- _Exercise passage_
————————
To run the benchmarks using JMH, you can execute the following java command:

$ java -jar 'renaissance-jmh/target/scala-2.12/renaissance-jmh-assembly-0.12.0.jar'


Please see the contribution guide for a description of the contribution process.


The Renaissance Suite comes in two distributions, and is available under both the MIT license and the GPL3 license. The GPL distribution with all the benchmarks is licensed under the GPL3 license, while the MIT distribution includes only those benchmarks that themselves have less restrictive licenses.

Depending on your needs, you can use either of the two distributions. The following table contains the licensing information (and JVM version requirements) for all the benchmarks:

Benchmark Licenses Distro JVM required (min) JVM supported (max)
akka-uct MIT MIT 1.8
als APACHE2 MIT 1.8
chi-square APACHE2 MIT 1.8
db-shootout APACHE2 MIT 1.8 11
dec-tree APACHE2 MIT 1.8
dotty BSD3 MIT 1.8
finagle-chirper APACHE2 MIT 1.8
finagle-http APACHE2 MIT 1.8
fj-kmeans APACHE2 MIT 1.8
future-genetic APACHE2 MIT 1.8
gauss-mix APACHE2 MIT 1.8
log-regression APACHE2 MIT 1.8
mnemonics MIT MIT 1.8
movie-lens APACHE2 MIT 1.8
naive-bayes APACHE2 MIT 1.8
neo4j-analytics GPL3 GPL3 11 15
page-rank APACHE2 MIT 1.8
par-mnemonics MIT MIT 1.8
philosophers BSD3 MIT 1.8
reactors MIT MIT 1.8
rx-scrabble GPL2 GPL3 1.8
scala-doku MIT MIT 1.8
scala-kmeans MIT MIT 1.8
scala-stm-bench7 BSD3, GPL2 GPL3 1.8
scrabble GPL2 GPL3 1.8

Design overview

The Renaissance benchmark suite is organized into several sbt projects:

  • the renaissance-core folder that contains a set of core classes (common interfaces and a harness launcher)
  • the renaissance-harness folder that contains the actual harness
  • the benchmarks folder contains a set of subprojects, each containing a set of benchmarks for a specific domain (and having a separate set of dependencies)

The core project is written in pure Java, and it contains the basic benchmark API. Its most important elements are the Benchmark interface, which must be implemented by each benchmark, and the annotations in the Benchmark interface name space, which are used to provide benchmark meta data, such as a summary or a detailed description. Consequently, each subproject depends on the core project.

Classes from the core are loaded (when Renaissance is started) by the default classloader. Classes from other projects (including the harness and individual benchmarks) and external plugins or execution policies are loaded by separate classloaders. This separation helps ensure that there are no clashes between dependencies of different projects (each benchmark may depend on different versions of external libraries).
————————
- _Structured page parsing data_

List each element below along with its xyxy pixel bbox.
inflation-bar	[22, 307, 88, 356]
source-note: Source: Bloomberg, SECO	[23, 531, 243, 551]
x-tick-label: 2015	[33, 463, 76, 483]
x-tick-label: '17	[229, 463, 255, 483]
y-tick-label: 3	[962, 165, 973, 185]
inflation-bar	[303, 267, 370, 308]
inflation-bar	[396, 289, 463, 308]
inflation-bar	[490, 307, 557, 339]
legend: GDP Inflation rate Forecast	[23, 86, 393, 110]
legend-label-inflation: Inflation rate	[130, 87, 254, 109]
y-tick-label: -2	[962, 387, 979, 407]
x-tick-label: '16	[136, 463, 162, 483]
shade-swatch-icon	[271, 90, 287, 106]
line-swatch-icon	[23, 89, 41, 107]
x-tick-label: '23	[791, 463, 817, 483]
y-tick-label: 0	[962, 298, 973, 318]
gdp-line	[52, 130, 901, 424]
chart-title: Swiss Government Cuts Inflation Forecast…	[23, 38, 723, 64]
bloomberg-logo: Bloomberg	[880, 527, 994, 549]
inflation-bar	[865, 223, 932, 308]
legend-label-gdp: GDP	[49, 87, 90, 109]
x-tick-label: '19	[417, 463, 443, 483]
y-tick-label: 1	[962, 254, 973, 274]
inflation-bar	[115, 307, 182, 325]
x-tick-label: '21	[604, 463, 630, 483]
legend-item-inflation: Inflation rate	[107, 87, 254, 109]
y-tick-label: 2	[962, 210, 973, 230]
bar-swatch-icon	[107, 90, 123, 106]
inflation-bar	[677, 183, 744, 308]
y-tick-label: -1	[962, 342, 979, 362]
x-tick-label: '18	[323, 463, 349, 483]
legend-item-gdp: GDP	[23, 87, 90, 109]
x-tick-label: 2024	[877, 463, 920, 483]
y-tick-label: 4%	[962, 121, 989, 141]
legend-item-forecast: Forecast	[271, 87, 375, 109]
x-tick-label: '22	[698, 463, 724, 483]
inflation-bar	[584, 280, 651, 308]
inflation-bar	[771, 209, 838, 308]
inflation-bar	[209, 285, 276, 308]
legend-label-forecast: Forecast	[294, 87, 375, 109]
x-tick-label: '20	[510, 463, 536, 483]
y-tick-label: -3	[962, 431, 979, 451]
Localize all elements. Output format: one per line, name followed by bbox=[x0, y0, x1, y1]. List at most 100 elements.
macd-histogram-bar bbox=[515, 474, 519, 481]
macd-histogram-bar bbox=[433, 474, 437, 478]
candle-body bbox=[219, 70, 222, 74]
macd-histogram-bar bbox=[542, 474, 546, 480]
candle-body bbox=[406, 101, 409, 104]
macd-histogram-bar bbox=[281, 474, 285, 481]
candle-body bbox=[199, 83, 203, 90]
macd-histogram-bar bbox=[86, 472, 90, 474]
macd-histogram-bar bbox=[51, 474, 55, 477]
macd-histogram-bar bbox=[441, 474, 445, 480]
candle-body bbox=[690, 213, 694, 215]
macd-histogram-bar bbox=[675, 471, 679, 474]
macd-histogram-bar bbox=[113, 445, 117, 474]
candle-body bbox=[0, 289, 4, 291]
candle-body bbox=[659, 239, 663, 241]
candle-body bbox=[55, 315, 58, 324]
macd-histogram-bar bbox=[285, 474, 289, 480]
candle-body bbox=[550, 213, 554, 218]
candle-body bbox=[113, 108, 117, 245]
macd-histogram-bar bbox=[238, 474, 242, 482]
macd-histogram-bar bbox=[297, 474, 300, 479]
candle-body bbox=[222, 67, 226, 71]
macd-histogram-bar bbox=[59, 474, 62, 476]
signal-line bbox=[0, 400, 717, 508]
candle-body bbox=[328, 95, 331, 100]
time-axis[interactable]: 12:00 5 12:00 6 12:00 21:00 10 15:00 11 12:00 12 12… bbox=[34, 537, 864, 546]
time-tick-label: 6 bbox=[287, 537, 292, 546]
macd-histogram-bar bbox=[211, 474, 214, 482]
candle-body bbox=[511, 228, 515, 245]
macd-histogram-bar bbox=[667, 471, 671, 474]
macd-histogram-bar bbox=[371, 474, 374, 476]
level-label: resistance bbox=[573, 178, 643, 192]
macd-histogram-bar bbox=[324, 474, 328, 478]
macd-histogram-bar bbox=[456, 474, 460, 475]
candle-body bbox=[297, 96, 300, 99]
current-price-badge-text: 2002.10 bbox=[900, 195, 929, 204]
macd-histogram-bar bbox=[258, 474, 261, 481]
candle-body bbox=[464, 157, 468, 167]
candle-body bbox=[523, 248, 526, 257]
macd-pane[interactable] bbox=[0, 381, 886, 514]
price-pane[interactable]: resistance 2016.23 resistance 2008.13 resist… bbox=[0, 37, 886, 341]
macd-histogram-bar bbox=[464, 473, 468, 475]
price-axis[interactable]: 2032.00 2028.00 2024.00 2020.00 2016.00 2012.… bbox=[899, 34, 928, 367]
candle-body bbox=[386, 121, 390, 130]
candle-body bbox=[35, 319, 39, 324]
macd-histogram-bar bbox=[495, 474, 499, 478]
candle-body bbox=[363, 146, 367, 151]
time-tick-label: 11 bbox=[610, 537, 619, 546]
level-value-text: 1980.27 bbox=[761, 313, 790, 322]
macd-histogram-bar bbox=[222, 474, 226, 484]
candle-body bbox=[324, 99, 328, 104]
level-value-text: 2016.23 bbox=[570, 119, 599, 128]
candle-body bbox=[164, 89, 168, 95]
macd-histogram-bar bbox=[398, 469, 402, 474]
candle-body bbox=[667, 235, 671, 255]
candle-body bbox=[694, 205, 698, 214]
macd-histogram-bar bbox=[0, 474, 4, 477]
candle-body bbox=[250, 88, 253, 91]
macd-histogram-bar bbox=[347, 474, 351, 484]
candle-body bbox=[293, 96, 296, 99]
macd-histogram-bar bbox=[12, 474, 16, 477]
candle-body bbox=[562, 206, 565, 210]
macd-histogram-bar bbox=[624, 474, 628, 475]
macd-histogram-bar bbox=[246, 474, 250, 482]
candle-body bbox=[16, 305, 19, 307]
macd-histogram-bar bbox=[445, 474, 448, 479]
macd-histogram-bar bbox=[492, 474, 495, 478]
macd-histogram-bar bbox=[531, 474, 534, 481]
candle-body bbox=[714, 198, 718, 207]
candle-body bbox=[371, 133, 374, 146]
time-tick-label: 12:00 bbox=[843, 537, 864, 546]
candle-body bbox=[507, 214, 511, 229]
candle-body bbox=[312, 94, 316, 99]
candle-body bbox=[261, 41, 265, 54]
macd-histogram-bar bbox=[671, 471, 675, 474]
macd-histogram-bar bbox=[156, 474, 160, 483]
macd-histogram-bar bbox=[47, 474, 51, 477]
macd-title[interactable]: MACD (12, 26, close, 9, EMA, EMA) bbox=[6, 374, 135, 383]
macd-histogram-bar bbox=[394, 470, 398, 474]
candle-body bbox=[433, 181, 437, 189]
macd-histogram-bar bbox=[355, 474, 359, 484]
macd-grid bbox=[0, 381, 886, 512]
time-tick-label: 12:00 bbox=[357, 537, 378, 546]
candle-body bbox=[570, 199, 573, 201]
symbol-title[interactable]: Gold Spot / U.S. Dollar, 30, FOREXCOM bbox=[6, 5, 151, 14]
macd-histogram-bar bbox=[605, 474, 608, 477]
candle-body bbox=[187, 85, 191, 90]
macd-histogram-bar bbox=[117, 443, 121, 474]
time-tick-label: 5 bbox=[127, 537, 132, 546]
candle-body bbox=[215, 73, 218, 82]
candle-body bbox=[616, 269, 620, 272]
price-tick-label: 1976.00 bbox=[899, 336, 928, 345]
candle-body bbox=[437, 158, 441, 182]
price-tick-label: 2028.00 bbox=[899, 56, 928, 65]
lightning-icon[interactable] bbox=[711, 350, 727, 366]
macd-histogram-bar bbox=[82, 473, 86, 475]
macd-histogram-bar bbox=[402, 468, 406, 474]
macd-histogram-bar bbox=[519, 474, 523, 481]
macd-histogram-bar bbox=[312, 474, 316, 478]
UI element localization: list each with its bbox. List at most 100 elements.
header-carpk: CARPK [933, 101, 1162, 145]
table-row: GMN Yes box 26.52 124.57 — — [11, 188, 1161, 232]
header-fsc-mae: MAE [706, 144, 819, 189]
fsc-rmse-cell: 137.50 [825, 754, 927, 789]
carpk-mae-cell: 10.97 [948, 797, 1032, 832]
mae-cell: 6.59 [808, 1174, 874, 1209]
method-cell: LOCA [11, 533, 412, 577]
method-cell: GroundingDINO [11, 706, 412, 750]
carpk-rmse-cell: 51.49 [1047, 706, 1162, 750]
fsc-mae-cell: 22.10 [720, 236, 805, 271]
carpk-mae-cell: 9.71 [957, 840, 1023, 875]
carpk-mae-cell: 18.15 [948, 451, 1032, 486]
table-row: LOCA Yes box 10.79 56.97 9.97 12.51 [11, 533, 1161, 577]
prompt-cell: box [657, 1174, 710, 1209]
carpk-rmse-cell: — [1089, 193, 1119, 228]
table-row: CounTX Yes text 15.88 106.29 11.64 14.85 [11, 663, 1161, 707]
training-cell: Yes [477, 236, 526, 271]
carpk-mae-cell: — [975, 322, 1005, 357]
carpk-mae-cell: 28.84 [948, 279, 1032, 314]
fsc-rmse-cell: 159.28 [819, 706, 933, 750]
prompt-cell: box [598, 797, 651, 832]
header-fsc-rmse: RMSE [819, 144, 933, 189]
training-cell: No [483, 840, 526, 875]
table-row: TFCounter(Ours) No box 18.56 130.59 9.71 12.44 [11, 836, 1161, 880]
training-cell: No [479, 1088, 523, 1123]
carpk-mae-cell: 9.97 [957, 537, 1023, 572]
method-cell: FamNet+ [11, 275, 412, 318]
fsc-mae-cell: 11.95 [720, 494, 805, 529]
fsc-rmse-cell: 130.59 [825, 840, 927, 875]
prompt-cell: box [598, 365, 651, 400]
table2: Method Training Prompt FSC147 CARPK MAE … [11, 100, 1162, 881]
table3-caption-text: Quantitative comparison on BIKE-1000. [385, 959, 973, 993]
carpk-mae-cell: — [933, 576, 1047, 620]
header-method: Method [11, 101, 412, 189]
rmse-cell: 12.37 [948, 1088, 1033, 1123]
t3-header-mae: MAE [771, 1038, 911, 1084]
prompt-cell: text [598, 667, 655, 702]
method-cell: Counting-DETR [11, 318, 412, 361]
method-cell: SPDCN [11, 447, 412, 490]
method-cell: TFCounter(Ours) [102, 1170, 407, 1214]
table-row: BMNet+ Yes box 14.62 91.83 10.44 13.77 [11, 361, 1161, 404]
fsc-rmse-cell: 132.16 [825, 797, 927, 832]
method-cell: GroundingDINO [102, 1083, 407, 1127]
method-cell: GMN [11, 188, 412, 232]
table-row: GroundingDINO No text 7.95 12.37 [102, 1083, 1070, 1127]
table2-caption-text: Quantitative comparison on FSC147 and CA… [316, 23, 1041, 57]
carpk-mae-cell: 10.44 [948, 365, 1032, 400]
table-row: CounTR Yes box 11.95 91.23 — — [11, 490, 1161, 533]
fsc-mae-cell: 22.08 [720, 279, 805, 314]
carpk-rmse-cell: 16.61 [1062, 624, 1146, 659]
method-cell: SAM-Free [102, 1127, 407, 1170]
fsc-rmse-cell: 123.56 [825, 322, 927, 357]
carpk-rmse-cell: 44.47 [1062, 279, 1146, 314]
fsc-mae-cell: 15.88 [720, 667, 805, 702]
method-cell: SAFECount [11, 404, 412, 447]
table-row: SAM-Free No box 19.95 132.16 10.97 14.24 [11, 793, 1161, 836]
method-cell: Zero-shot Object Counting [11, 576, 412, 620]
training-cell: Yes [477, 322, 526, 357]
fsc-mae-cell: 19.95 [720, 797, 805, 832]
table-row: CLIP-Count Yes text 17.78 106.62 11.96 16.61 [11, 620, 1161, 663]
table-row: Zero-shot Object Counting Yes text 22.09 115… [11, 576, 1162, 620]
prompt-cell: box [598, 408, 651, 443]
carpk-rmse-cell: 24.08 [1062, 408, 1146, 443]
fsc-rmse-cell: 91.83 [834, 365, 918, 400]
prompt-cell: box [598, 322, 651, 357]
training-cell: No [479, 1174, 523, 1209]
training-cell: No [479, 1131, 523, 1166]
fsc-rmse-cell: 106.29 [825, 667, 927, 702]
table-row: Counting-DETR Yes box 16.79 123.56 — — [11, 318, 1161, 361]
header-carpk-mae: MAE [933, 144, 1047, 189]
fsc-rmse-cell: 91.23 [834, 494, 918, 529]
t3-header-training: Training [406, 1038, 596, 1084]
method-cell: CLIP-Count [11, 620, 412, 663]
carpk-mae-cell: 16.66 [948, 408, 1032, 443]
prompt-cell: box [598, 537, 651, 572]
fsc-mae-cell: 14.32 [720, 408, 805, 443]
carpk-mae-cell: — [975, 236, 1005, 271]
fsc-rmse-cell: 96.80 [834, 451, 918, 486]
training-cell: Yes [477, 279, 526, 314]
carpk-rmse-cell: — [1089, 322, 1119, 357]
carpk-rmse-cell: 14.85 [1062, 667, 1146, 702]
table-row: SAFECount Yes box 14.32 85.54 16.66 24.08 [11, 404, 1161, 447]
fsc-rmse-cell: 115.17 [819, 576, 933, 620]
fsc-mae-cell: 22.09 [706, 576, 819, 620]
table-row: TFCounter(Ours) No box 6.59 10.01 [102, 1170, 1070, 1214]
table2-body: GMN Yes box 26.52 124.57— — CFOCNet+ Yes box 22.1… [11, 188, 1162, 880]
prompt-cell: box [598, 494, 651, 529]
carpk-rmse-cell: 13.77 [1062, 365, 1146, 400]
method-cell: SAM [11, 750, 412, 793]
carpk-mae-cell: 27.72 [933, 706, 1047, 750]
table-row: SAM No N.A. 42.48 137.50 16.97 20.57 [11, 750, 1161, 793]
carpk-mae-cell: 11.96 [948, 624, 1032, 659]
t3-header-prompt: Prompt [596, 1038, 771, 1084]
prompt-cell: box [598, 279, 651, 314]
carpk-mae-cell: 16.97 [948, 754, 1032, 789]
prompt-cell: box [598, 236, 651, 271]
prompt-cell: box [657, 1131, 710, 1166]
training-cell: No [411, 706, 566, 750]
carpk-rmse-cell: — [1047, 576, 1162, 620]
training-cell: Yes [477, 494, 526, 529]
————————
- _Work to complete_
**a.** Decide whether each statement agrees with the text on the Renaissance suite, answering yes or no and quoting the words of the text that settle it: (i) The core project is written in pure Java. (ii) The MIT distribution includes all the benchmarks. (iii) Classes from the core are loaded by separate classloaders.
**b.** Answer these questions from the text on the Renaissance suite:
(i) Which folder contains the actual harness?
(ii) Which interface must each benchmark implement?
(iii) Under which license is the GPL distribution licensed?
This listing has no connection to the text on the Renaissance suite.

- _Task-by-task results_
**a.**
(i) Yes: "The core project is written in pure Java"
(ii) No: "the MIT distribution includes only those benchmarks that themselves have less restrictive licenses"
(iii) No: "Classes from the core are loaded (when Renaissance is started) by the default classloader"

**b.**
(i) The renaissance-harness folder.
(ii) The Benchmark interface.
(iii) The GPL3 license.